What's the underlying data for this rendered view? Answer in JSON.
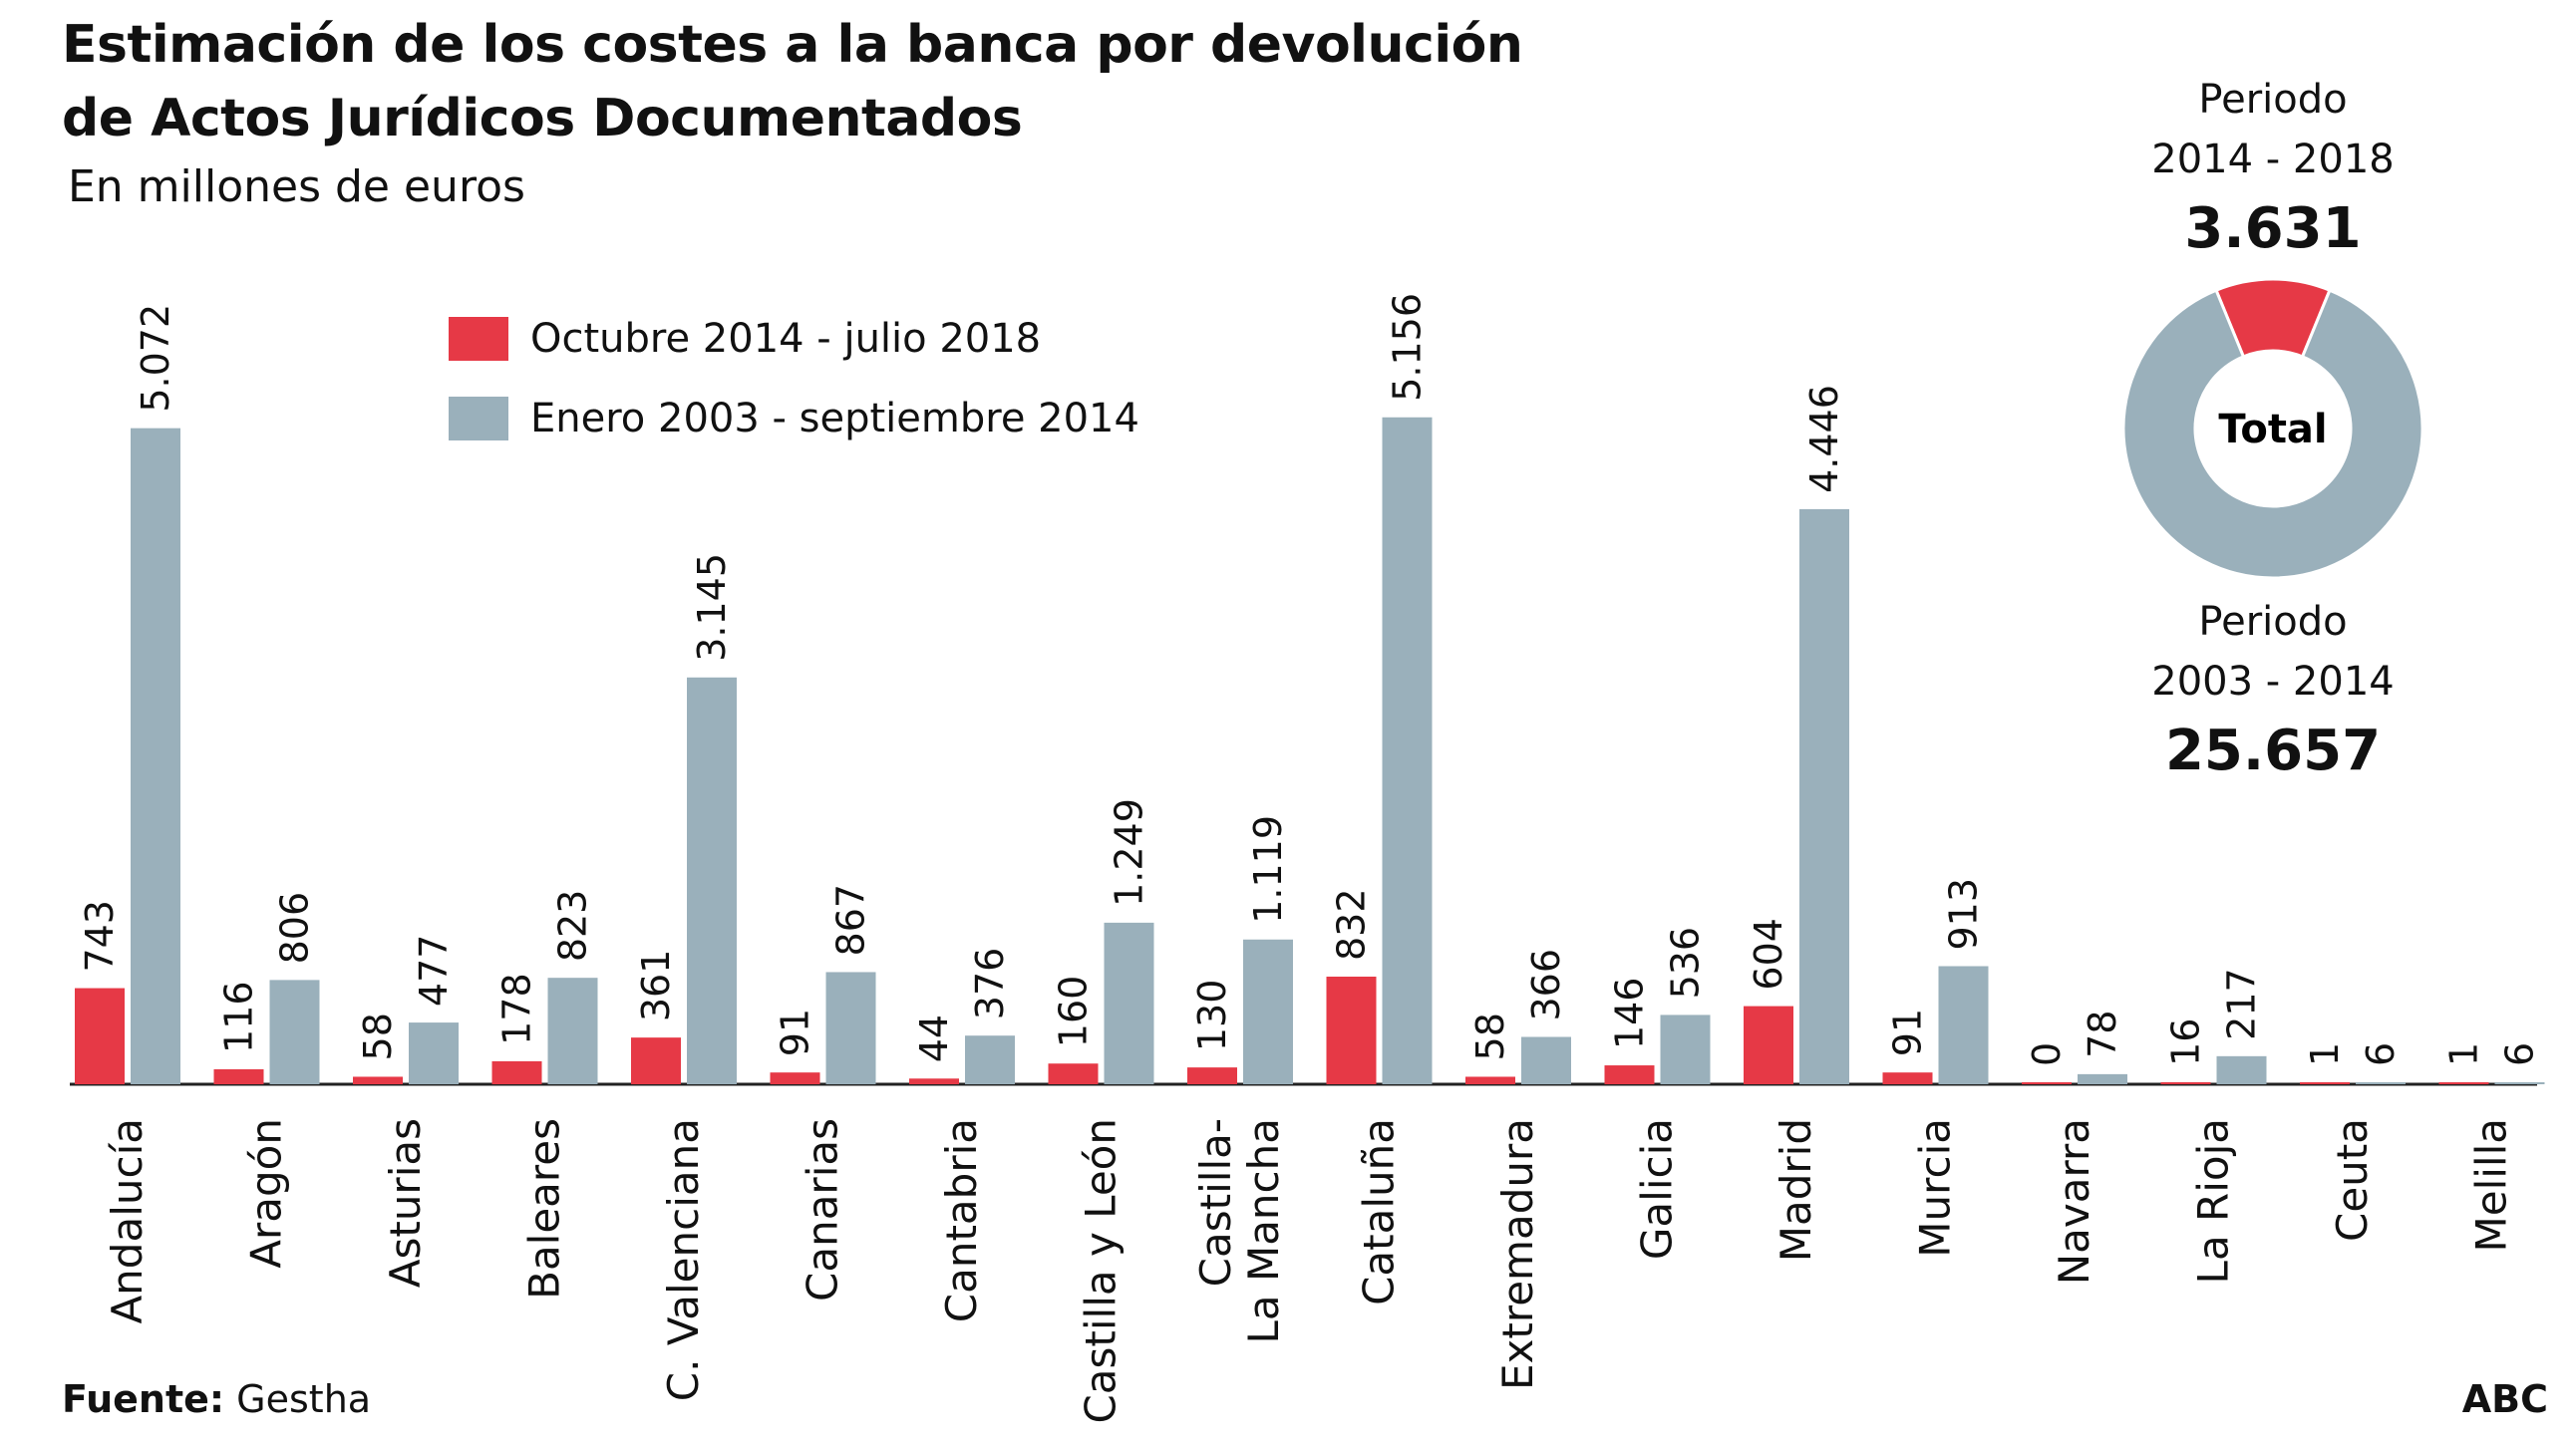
{
  "title_line1": "Estimación de los costes a la banca por devolución",
  "title_line2": "de Actos Jurídicos Documentados",
  "subtitle": "En millones de euros",
  "legend": [
    {
      "label": "Octubre 2014 - julio 2018",
      "color": "#e63946"
    },
    {
      "label": "Enero 2003 - septiembre 2014",
      "color": "#9ab0bb"
    }
  ],
  "donut": {
    "top_period_line1": "Periodo",
    "top_period_line2": "2014 - 2018",
    "top_value": "3.631",
    "center_label": "Total",
    "bottom_period_line1": "Periodo",
    "bottom_period_line2": "2003 - 2014",
    "bottom_value": "25.657"
  },
  "source_label": "Fuente:",
  "source_value": "Gestha",
  "brand": "ABC",
  "chart_data": {
    "type": "bar",
    "categories": [
      "Andalucía",
      "Aragón",
      "Asturias",
      "Baleares",
      "C. Valenciana",
      "Canarias",
      "Cantabria",
      "Castilla y León",
      "Castilla- La Mancha",
      "Cataluña",
      "Extremadura",
      "Galicia",
      "Madrid",
      "Murcia",
      "Navarra",
      "La Rioja",
      "Ceuta",
      "Melilla"
    ],
    "category_lines": [
      [
        "Andalucía"
      ],
      [
        "Aragón"
      ],
      [
        "Asturias"
      ],
      [
        "Baleares"
      ],
      [
        "C. Valenciana"
      ],
      [
        "Canarias"
      ],
      [
        "Cantabria"
      ],
      [
        "Castilla y León"
      ],
      [
        "Castilla-",
        "La Mancha"
      ],
      [
        "Cataluña"
      ],
      [
        "Extremadura"
      ],
      [
        "Galicia"
      ],
      [
        "Madrid"
      ],
      [
        "Murcia"
      ],
      [
        "Navarra"
      ],
      [
        "La Rioja"
      ],
      [
        "Ceuta"
      ],
      [
        "Melilla"
      ]
    ],
    "series": [
      {
        "name": "Octubre 2014 - julio 2018",
        "color": "#e63946",
        "values": [
          743,
          116,
          58,
          178,
          361,
          91,
          44,
          160,
          130,
          832,
          58,
          146,
          604,
          91,
          0,
          16,
          1,
          1
        ],
        "labels": [
          "743",
          "116",
          "58",
          "178",
          "361",
          "91",
          "44",
          "160",
          "130",
          "832",
          "58",
          "146",
          "604",
          "91",
          "0",
          "16",
          "1",
          "1"
        ]
      },
      {
        "name": "Enero 2003 - septiembre 2014",
        "color": "#9ab0bb",
        "values": [
          5072,
          806,
          477,
          823,
          3145,
          867,
          376,
          1249,
          1119,
          5156,
          366,
          536,
          4446,
          913,
          78,
          217,
          6,
          6
        ],
        "labels": [
          "5.072",
          "806",
          "477",
          "823",
          "3.145",
          "867",
          "376",
          "1.249",
          "1.119",
          "5.156",
          "366",
          "536",
          "4.446",
          "913",
          "78",
          "217",
          "6",
          "6"
        ]
      }
    ],
    "donut_slices": [
      {
        "name": "Periodo 2014 - 2018",
        "value": 3631,
        "color": "#e63946"
      },
      {
        "name": "Periodo 2003 - 2014",
        "value": 25657,
        "color": "#9ab0bb"
      }
    ],
    "grid": false,
    "legend_position": "top-left"
  }
}
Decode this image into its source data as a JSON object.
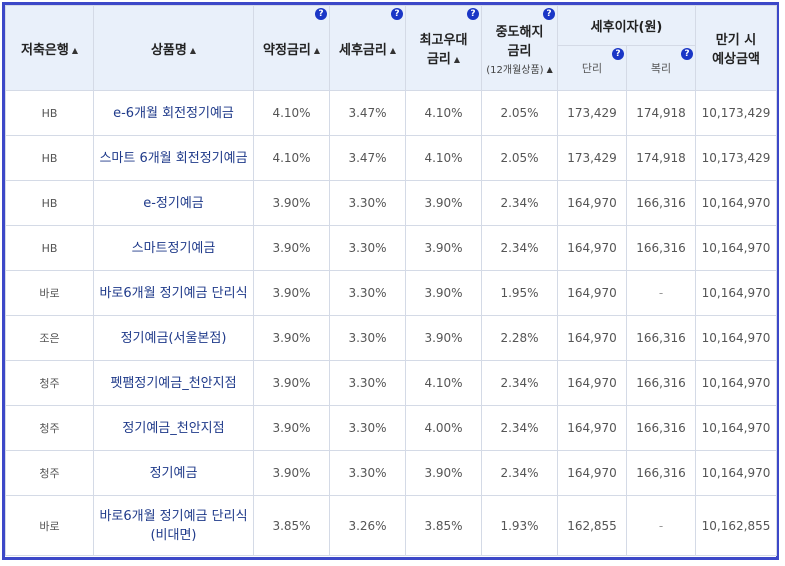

Brief — The material above holds pictures; copy everything else in it exactly.

Task result —
What's the underlying data for this rendered view? Answer in JSON.
{
  "title_line1": "Estimación de los costes a la banca por devolución",
  "title_line2": "de Actos Jurídicos Documentados",
  "subtitle": "En millones de euros",
  "legend": [
    {
      "label": "Octubre 2014 - julio 2018",
      "color": "#e63946"
    },
    {
      "label": "Enero 2003 - septiembre 2014",
      "color": "#9ab0bb"
    }
  ],
  "donut": {
    "top_period_line1": "Periodo",
    "top_period_line2": "2014 - 2018",
    "top_value": "3.631",
    "center_label": "Total",
    "bottom_period_line1": "Periodo",
    "bottom_period_line2": "2003 - 2014",
    "bottom_value": "25.657"
  },
  "source_label": "Fuente:",
  "source_value": "Gestha",
  "brand": "ABC",
  "chart_data": {
    "type": "bar",
    "categories": [
      "Andalucía",
      "Aragón",
      "Asturias",
      "Baleares",
      "C. Valenciana",
      "Canarias",
      "Cantabria",
      "Castilla y León",
      "Castilla- La Mancha",
      "Cataluña",
      "Extremadura",
      "Galicia",
      "Madrid",
      "Murcia",
      "Navarra",
      "La Rioja",
      "Ceuta",
      "Melilla"
    ],
    "category_lines": [
      [
        "Andalucía"
      ],
      [
        "Aragón"
      ],
      [
        "Asturias"
      ],
      [
        "Baleares"
      ],
      [
        "C. Valenciana"
      ],
      [
        "Canarias"
      ],
      [
        "Cantabria"
      ],
      [
        "Castilla y León"
      ],
      [
        "Castilla-",
        "La Mancha"
      ],
      [
        "Cataluña"
      ],
      [
        "Extremadura"
      ],
      [
        "Galicia"
      ],
      [
        "Madrid"
      ],
      [
        "Murcia"
      ],
      [
        "Navarra"
      ],
      [
        "La Rioja"
      ],
      [
        "Ceuta"
      ],
      [
        "Melilla"
      ]
    ],
    "series": [
      {
        "name": "Octubre 2014 - julio 2018",
        "color": "#e63946",
        "values": [
          743,
          116,
          58,
          178,
          361,
          91,
          44,
          160,
          130,
          832,
          58,
          146,
          604,
          91,
          0,
          16,
          1,
          1
        ],
        "labels": [
          "743",
          "116",
          "58",
          "178",
          "361",
          "91",
          "44",
          "160",
          "130",
          "832",
          "58",
          "146",
          "604",
          "91",
          "0",
          "16",
          "1",
          "1"
        ]
      },
      {
        "name": "Enero 2003 - septiembre 2014",
        "color": "#9ab0bb",
        "values": [
          5072,
          806,
          477,
          823,
          3145,
          867,
          376,
          1249,
          1119,
          5156,
          366,
          536,
          4446,
          913,
          78,
          217,
          6,
          6
        ],
        "labels": [
          "5.072",
          "806",
          "477",
          "823",
          "3.145",
          "867",
          "376",
          "1.249",
          "1.119",
          "5.156",
          "366",
          "536",
          "4.446",
          "913",
          "78",
          "217",
          "6",
          "6"
        ]
      }
    ],
    "donut_slices": [
      {
        "name": "Periodo 2014 - 2018",
        "value": 3631,
        "color": "#e63946"
      },
      {
        "name": "Periodo 2003 - 2014",
        "value": 25657,
        "color": "#9ab0bb"
      }
    ],
    "grid": false,
    "legend_position": "top-left"
  }
}
Decode this image into its source data as a JSON object.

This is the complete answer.